_TASK OBJECTIVE_.
Please copy every line of the records below that holds the word "Associated".

★ ★ ★

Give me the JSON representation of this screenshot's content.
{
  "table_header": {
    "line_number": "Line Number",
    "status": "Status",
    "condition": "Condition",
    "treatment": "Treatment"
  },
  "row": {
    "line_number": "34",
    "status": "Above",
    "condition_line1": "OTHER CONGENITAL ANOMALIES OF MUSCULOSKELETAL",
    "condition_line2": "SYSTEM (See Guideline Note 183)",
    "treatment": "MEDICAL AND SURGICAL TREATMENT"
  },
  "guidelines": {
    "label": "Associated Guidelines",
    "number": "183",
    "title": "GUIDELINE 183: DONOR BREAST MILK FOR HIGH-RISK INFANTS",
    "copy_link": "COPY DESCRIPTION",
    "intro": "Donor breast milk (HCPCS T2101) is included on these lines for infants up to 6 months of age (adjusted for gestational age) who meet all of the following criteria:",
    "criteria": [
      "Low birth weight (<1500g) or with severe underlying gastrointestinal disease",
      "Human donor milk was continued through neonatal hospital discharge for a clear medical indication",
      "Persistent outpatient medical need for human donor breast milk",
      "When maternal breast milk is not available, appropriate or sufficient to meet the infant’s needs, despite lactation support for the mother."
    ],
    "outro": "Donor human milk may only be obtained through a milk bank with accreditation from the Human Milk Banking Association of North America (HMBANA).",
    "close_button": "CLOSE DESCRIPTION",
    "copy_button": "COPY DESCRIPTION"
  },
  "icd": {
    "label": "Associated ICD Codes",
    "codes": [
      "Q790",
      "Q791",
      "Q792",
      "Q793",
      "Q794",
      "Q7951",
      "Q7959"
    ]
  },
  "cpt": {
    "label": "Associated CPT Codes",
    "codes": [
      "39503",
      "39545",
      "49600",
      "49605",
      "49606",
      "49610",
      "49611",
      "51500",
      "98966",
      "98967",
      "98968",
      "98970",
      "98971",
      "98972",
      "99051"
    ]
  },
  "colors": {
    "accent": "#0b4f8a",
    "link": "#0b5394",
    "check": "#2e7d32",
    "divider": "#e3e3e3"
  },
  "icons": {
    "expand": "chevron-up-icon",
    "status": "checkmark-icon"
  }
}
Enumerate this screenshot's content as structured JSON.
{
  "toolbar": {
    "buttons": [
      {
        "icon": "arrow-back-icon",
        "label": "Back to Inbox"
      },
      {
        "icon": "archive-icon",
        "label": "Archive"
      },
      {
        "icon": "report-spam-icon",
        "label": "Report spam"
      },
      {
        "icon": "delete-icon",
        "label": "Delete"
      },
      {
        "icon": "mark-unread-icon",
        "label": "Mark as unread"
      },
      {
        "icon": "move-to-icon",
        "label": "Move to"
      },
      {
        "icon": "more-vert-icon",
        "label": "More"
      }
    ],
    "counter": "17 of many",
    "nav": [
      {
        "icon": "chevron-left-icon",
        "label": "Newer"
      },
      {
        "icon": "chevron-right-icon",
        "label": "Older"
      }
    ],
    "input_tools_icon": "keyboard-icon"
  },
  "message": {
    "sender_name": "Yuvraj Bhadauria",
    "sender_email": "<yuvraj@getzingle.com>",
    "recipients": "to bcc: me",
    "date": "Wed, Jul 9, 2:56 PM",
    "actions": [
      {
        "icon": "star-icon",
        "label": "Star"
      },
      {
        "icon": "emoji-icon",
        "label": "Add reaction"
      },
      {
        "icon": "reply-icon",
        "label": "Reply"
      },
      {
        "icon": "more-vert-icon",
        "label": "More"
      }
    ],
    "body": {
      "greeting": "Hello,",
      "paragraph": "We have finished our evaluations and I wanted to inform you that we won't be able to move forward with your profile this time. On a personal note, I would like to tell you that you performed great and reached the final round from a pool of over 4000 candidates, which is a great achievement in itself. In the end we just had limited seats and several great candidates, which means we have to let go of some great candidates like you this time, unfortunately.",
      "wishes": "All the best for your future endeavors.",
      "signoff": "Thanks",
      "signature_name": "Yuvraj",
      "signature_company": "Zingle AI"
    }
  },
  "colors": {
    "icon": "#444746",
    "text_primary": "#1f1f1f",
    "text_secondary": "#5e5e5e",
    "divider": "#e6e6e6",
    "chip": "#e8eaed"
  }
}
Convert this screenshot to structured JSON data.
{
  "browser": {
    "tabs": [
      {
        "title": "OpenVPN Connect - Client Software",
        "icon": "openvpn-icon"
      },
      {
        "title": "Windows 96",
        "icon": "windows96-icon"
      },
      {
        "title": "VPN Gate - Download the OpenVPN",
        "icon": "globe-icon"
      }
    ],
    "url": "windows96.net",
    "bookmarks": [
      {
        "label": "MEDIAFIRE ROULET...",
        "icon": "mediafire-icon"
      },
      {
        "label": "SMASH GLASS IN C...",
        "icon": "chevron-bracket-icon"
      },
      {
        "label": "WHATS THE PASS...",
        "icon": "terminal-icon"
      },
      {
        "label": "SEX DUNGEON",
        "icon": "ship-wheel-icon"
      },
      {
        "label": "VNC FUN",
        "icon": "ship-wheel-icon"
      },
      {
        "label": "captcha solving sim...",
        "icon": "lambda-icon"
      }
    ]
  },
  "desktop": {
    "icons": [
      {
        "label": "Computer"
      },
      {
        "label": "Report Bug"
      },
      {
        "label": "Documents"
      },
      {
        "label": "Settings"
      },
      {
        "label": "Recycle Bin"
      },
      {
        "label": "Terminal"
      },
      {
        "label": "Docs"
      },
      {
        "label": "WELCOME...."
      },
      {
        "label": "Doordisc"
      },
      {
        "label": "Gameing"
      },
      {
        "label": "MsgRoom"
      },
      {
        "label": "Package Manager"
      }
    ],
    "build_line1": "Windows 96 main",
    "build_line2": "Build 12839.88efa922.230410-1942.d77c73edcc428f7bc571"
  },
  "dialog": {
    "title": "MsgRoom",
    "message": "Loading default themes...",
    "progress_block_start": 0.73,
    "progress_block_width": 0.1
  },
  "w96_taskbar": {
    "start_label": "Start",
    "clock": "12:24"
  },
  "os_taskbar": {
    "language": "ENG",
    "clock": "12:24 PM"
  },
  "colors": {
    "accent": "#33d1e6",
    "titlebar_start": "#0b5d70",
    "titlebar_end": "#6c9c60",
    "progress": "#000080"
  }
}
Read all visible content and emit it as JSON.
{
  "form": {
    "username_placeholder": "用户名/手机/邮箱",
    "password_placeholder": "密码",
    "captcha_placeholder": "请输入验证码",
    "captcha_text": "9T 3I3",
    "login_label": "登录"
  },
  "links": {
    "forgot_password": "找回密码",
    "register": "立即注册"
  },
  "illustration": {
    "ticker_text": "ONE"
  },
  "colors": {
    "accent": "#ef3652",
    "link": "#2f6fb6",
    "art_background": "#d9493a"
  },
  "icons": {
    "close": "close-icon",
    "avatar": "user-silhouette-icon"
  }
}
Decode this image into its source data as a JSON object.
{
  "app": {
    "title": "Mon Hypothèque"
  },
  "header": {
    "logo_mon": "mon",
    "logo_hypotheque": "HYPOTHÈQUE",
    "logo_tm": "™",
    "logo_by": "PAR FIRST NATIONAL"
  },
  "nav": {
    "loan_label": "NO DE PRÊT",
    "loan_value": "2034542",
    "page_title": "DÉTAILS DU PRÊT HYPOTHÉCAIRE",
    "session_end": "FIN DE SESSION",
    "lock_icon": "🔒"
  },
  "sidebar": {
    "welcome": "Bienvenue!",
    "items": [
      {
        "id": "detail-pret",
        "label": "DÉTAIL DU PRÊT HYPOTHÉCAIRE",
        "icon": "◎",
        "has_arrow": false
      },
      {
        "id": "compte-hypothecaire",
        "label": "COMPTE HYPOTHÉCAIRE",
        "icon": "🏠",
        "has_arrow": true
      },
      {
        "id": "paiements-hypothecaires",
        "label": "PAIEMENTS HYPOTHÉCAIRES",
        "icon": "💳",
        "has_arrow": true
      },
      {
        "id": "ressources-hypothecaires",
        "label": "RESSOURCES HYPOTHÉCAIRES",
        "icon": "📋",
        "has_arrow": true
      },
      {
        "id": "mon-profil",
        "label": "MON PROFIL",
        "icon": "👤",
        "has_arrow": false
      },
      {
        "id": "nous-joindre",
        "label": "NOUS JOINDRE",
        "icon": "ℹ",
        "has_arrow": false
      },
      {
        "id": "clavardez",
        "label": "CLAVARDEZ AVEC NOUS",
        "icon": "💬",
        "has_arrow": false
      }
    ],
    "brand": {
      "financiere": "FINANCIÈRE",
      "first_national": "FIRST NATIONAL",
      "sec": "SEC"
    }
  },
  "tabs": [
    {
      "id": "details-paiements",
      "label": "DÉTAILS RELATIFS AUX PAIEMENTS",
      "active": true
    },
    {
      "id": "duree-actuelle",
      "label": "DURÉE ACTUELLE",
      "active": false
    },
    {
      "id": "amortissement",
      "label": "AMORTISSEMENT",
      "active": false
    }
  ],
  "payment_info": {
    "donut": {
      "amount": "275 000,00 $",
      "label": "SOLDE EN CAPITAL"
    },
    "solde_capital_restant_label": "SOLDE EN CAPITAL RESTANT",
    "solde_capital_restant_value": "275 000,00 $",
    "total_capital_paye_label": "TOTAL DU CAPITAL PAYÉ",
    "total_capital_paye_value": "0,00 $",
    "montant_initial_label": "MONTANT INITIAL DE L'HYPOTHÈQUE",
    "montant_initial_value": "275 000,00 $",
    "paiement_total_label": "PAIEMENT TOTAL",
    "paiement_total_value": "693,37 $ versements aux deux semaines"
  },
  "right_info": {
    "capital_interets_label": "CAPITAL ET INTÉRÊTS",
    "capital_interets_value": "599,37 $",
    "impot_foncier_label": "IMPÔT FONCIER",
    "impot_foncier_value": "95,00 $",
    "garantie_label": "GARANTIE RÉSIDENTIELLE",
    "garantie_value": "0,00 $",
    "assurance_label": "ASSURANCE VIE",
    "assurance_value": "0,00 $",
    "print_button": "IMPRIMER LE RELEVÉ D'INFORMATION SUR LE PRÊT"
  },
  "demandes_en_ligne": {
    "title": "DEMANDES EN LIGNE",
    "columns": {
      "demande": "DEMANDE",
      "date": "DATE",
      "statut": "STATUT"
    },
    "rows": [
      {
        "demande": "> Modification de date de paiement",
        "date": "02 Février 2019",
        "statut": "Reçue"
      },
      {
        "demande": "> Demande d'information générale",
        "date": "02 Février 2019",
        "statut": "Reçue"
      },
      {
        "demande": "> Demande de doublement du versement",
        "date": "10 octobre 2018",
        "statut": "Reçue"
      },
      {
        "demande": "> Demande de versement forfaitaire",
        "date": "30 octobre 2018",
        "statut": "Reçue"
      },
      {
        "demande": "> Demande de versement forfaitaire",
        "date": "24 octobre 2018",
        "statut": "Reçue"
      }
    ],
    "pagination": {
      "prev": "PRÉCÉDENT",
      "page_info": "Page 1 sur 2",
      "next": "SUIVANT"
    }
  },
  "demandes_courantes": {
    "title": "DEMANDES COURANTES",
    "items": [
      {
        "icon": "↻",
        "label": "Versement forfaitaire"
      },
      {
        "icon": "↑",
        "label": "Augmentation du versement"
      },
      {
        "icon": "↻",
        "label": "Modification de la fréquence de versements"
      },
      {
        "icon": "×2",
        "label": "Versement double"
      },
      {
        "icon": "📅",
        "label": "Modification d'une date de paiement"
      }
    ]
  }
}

★ ★ ★

_RESPONSE_.
    "label": "Associated Guidelines",
    "label": "Associated ICD Codes",
    "label": "Associated CPT Codes",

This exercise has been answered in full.